* _Written tasks_
• a. According to the settlement report excerpt, who is the Company's current CEO?
• b. Rewrite the settlement report excerpt from the words "As part of the" through the words "or the Settlement.", replacing "external directors" with "independent directors".

* _Page excerpt_
**********
5.Details concerning the receiver or liquidator appointed for the Company or its assets (Regulation 37K(2) of the Reports Regulations and Regulation 7(A)(3) of the Compromise Regulations)

 

As of the date of this report a receiver or liquidator has not been appointed for the Company or its assets.

 

6.Impact of the proposed Settlement on the Company’s officers (Regulation 37K(A)(2) of the Reports Regulations and Regulation 7(A)(4) of the Compromise Regulations)

 

As part of the Settlement, members of the Company’s Board of Directors, excluding the external directors, are expected to end their tenure, at the discretion of the new controlling shareholder.

 

The current CEO of the Company, Ami Barlev, serves as CEO without a salary and without an agreement, and accordingly the Settlement will not affect his terms, which will be defined by the Company’s Board from time to time, as long as the Company’s CEO remains in his position.

 

The Company’s CFO is employed on a personal employment contract, at usual terms. The employment agreement of the CFO does not include terms related to the change of control of the Company or the Settlement.
**********
* _Records_
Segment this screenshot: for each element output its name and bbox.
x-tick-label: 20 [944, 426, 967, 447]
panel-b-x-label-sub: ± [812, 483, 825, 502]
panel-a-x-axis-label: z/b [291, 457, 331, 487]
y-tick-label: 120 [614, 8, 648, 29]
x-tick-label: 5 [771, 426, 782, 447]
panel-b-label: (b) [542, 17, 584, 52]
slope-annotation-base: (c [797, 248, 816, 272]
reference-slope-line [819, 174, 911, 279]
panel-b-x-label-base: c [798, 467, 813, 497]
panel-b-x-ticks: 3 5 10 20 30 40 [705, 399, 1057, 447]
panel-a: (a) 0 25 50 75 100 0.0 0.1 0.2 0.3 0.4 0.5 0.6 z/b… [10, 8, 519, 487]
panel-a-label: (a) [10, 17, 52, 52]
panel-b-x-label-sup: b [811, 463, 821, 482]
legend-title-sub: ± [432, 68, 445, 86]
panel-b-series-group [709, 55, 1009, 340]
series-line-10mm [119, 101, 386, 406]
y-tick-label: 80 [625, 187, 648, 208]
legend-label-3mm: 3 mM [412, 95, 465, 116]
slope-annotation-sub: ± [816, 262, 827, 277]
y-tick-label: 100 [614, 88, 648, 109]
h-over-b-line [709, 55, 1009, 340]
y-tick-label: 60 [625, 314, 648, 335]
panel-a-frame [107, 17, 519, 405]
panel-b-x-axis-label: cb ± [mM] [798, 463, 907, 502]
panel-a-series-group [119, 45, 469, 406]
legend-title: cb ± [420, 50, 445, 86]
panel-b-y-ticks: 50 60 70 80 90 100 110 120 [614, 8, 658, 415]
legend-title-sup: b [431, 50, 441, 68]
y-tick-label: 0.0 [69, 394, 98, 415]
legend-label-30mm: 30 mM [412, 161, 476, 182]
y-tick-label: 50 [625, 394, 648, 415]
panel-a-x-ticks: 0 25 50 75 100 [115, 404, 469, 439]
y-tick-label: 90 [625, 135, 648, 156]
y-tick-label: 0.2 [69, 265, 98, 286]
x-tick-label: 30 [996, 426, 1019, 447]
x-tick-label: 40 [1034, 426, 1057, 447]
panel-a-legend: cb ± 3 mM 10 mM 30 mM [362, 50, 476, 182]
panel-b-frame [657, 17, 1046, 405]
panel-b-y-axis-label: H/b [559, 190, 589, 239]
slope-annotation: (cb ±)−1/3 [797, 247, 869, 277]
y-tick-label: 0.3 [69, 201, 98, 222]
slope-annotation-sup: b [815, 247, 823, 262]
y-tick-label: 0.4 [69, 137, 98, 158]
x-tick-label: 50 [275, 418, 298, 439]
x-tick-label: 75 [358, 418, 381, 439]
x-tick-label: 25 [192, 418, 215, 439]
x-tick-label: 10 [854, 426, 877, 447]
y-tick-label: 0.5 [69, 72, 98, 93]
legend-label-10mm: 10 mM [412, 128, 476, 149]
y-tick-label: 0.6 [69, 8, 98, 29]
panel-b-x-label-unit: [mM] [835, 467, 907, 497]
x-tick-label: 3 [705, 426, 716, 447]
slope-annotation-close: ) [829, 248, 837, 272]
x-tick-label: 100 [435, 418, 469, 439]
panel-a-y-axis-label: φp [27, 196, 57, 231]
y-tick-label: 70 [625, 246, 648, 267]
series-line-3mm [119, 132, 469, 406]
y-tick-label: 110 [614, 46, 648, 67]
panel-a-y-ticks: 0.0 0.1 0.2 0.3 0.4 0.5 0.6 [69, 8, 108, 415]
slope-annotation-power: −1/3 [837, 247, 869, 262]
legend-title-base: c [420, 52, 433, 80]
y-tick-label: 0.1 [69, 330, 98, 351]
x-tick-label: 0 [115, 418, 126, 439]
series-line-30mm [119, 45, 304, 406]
**********
* _Solution set_
• a. Ami Barlev

• b.
As part of the Settlement, members of the Company’s Board of Directors, excluding the independent directors, are expected to end their tenure, at the discretion of the new controlling shareholder.

 

The current CEO of the Company, Ami Barlev, serves as CEO without a salary and without an agreement, and accordingly the Settlement will not affect his terms, which will be defined by the Company’s Board from time to time, as long as the Company’s CEO remains in his position.

 

The Company’s CFO is employed on a personal employment contract, at usual terms. The employment agreement of the CFO does not include terms related to the change of control of the Company or the Settlement.